**Exercise**
Write out the whole listing again, exactly.

===== Extracted information =====

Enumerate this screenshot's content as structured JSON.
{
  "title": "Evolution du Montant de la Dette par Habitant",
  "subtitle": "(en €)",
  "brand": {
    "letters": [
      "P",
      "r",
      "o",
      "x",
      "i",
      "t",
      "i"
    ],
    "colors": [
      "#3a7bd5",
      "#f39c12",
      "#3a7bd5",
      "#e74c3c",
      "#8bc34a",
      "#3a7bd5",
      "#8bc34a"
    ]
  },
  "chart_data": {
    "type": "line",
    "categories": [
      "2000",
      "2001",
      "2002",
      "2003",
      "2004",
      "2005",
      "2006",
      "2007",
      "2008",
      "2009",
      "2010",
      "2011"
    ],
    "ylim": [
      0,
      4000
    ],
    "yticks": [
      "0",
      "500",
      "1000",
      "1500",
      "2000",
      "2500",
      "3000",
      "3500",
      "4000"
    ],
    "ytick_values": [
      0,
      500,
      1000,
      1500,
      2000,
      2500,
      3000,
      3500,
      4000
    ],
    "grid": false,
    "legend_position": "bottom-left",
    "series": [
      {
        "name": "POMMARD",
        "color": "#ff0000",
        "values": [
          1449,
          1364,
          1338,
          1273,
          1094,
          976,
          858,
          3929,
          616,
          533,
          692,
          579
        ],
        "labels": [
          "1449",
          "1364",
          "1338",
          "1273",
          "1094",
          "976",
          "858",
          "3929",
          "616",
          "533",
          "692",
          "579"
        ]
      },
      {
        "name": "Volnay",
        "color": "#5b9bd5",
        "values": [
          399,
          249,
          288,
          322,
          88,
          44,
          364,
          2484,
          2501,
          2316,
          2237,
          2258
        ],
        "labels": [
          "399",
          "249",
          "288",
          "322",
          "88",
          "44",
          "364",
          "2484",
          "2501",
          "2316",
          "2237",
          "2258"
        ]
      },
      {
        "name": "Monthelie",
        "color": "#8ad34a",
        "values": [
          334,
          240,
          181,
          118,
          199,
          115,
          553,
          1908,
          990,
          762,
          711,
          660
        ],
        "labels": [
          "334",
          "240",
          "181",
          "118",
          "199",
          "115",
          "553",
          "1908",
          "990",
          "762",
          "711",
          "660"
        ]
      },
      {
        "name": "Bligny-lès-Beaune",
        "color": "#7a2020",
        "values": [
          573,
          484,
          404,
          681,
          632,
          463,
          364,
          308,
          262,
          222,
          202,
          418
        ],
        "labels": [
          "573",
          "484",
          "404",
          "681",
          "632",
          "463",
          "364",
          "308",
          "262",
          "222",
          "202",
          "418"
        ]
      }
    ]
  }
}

=====

**Result of the task**
Enumerate this screenshot's content as structured JSON.
{
  "title": "Evolution du Montant de la Dette par Habitant",
  "subtitle": "(en €)",
  "brand": {
    "letters": [
      "P",
      "r",
      "o",
      "x",
      "i",
      "t",
      "i"
    ],
    "colors": [
      "#3a7bd5",
      "#f39c12",
      "#3a7bd5",
      "#e74c3c",
      "#8bc34a",
      "#3a7bd5",
      "#8bc34a"
    ]
  },
  "chart_data": {
    "type": "line",
    "categories": [
      "2000",
      "2001",
      "2002",
      "2003",
      "2004",
      "2005",
      "2006",
      "2007",
      "2008",
      "2009",
      "2010",
      "2011"
    ],
    "ylim": [
      0,
      4000
    ],
    "yticks": [
      "0",
      "500",
      "1000",
      "1500",
      "2000",
      "2500",
      "3000",
      "3500",
      "4000"
    ],
    "ytick_values": [
      0,
      500,
      1000,
      1500,
      2000,
      2500,
      3000,
      3500,
      4000
    ],
    "grid": false,
    "legend_position": "bottom-left",
    "series": [
      {
        "name": "POMMARD",
        "color": "#ff0000",
        "values": [
          1449,
          1364,
          1338,
          1273,
          1094,
          976,
          858,
          3929,
          616,
          533,
          692,
          579
        ],
        "labels": [
          "1449",
          "1364",
          "1338",
          "1273",
          "1094",
          "976",
          "858",
          "3929",
          "616",
          "533",
          "692",
          "579"
        ]
      },
      {
        "name": "Volnay",
        "color": "#5b9bd5",
        "values": [
          399,
          249,
          288,
          322,
          88,
          44,
          364,
          2484,
          2501,
          2316,
          2237,
          2258
        ],
        "labels": [
          "399",
          "249",
          "288",
          "322",
          "88",
          "44",
          "364",
          "2484",
          "2501",
          "2316",
          "2237",
          "2258"
        ]
      },
      {
        "name": "Monthelie",
        "color": "#8ad34a",
        "values": [
          334,
          240,
          181,
          118,
          199,
          115,
          553,
          1908,
          990,
          762,
          711,
          660
        ],
        "labels": [
          "334",
          "240",
          "181",
          "118",
          "199",
          "115",
          "553",
          "1908",
          "990",
          "762",
          "711",
          "660"
        ]
      },
      {
        "name": "Bligny-lès-Beaune",
        "color": "#7a2020",
        "values": [
          573,
          484,
          404,
          681,
          632,
          463,
          364,
          308,
          262,
          222,
          202,
          418
        ],
        "labels": [
          "573",
          "484",
          "404",
          "681",
          "632",
          "463",
          "364",
          "308",
          "262",
          "222",
          "202",
          "418"
        ]
      }
    ]
  }
}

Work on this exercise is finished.